Stored records:
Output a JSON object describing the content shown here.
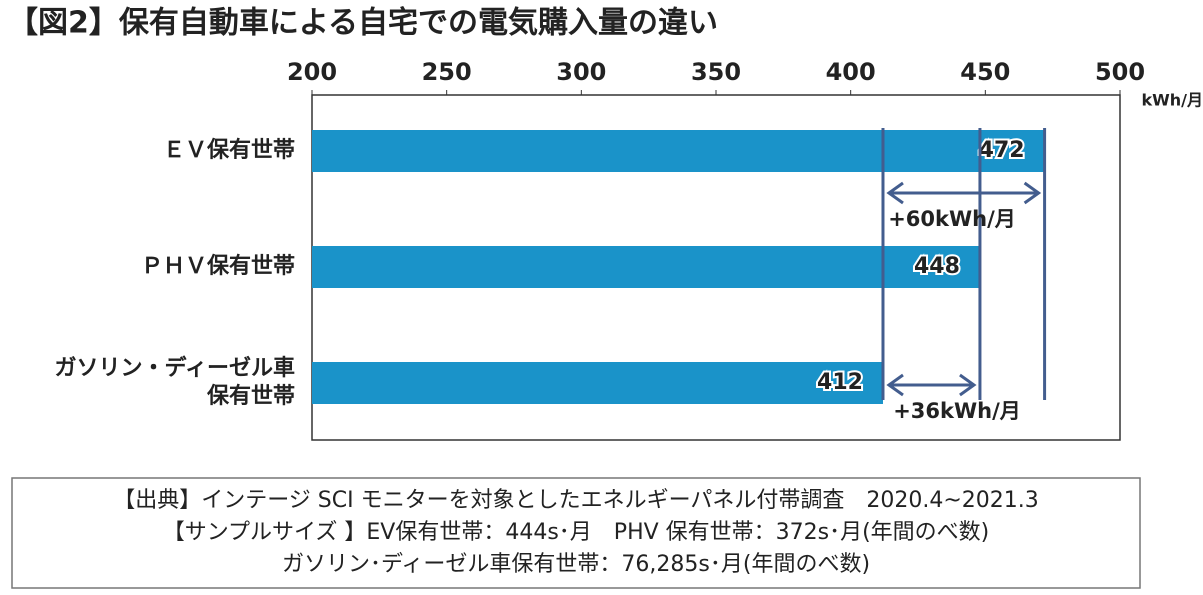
{
  "chart_data": {
    "type": "hbar",
    "title": "【図2】保有自動車による自宅での電気購入量の違い",
    "categories": [
      "ＥＶ保有世帯",
      "ＰＨＶ保有世帯",
      "ガソリン・ディーゼル車\n保有世帯"
    ],
    "values": [
      472,
      448,
      412
    ],
    "color": "#1a93c9",
    "reference_color": "#435d8e",
    "xlim": [
      200,
      500
    ],
    "xticks": [
      200,
      250,
      300,
      350,
      400,
      450,
      500
    ],
    "x_unit": "kWh/月",
    "annotations": [
      "+60kWh/月",
      "+36kWh/月"
    ],
    "source": [
      "【出典】インテージ SCI モニターを対象としたエネルギーパネル付帯調査　2020.4~2021.3",
      "【サンプルサイズ 】EV保有世帯：444s･月　PHV 保有世帯：372s･月(年間のべ数)",
      "ガソリン･ディーゼル車保有世帯：76,285s･月(年間のべ数)"
    ]
  }
}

WHAT THE EXERCISE ASKS: Report all lines of the material that contain the word "年間のべ数".

FULL ANSWER:
      "【サンプルサイズ 】EV保有世帯：444s･月　PHV 保有世帯：372s･月(年間のべ数)",
      "ガソリン･ディーゼル車保有世帯：76,285s･月(年間のべ数)"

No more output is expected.